Excerpt provided
Content starts
Following the decline of the military importance of the southern city gate, the area south of the city became the subject for economic exploitation. Sweden was developing into a major power, and as such its capital apparently needed a facelift. The eastern waterfront of the city was remolded into what was to become Skeppsbron, the representative front of the city, and the western part, turned into ashes in the great fire of 1625, was reshaped in accordance to modern town planning. These changes necessarily had to affect the southern city gate and its watercourse; a large slaughterhouse was built on the eastern side of the passage in 1626, while two watermills with five systems of mill wheels each flanked the still undeveloped watercourse. Ships, still pulled by hand over the shallow passage, couldn't pass at all during some seasons and regularly ran ashore causing constant and expensive repairs, while the sheds and simple buildings next to it were often washed away by floods in spring and autumn.

=== Lock of Queen Christina ===
In 1634, works were begun to transform the two streams into a modern canal and construction works on the lock could finally start when the two oldest towers were demolished in 1637. Dutch craftsmen were brought in for the project led by two Dutch carpenters, called Adrian Dams and Lennart Hermanson. A pole-driver was used to dam up the watercourse during four months before the seabed was excavated and larger blocks were burnt into smaller pieces carried away by hand. Finally, in 1638 the dam was temporarily opened for the wooden box of the canal, towed in from the construction site on Skeppsholmen. The interior faces of the box was then dressed up in a block wall using stone imported from the Netherlands before the copper-dressed locks were completed. When completed in 1642, the Dutch were sent home and the lock was named Drottning Kristinas sluss ("Lock of Queen Christina") after Queen Christina (1626–1689), about to come of age. In spite of the constant need of repair, the canal and its lock was an instant success, the city's earnings from customs increased sixfold, and as the loading an unloading of iron was relocated to the old moat in 1662, the area developed into one of the most vital ports in Europe, after 1636 handling approximately two-thirds of the Swedish export. German and Dutch merchants opened branch offices on the southern side in 1664, and Russian shops were built next to them in 1641 (the space is still called Ryssgården, "The Russian Yard"). A planned Swedish trade house, started by Nicodemus Tessin the Elder, half-finished and struck by fire in 1680, was finally completed to the plans of Nicodemus Tessin the Younger and called the "Southern Town Hall" (Södra Stadshuset), today housing the Stockholm City Museum. In 1698, Tessin the Younger added a second drawbridge to the area, demolishing most of the tower of Gustav Vasa and the moat in the process. The southern city gate had by this time transformed into the city's financial centre, defraying the many Baroque palaces built during the era, and into a major traffic junction, serving both an increasing number of ships, the citizens of Stockholm who increased from 9,000 to 47,000 people 1611–1675.
Content ends
What is expected
Answer these questions from the excerpt on the southern city gate:
1. In what year was a large slaughterhouse built on the eastern side of the passage?
2. What were the names of the two Dutch carpenters who led the lock project?
3. What does the Southern Town Hall house today?
These records come from a different source than the text.

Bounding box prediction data
Content starts
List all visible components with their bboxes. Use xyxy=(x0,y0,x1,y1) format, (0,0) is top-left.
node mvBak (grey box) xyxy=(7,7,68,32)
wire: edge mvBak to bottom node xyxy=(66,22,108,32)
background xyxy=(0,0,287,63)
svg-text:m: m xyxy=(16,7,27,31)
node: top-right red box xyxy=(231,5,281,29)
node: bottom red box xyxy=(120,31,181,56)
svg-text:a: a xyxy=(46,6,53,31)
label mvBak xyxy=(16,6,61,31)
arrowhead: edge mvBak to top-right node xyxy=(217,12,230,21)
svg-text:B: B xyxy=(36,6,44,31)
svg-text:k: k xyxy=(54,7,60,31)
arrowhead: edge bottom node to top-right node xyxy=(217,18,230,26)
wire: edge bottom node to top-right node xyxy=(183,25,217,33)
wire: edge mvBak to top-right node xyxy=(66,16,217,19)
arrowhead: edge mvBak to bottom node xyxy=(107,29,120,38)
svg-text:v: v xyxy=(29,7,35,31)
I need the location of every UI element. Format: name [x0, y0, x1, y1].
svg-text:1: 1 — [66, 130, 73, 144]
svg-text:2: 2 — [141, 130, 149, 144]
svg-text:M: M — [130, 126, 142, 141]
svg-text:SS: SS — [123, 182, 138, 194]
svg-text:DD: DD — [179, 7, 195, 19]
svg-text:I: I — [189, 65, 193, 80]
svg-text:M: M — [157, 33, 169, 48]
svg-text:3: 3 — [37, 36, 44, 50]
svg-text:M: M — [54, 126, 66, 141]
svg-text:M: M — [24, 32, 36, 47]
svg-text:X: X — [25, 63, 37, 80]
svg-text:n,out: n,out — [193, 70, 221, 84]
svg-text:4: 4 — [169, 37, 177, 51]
Content ends
Completed exercise
1. 1626
2. Adrian Dams and Lennart Hermanson
3. The Stockholm City Museum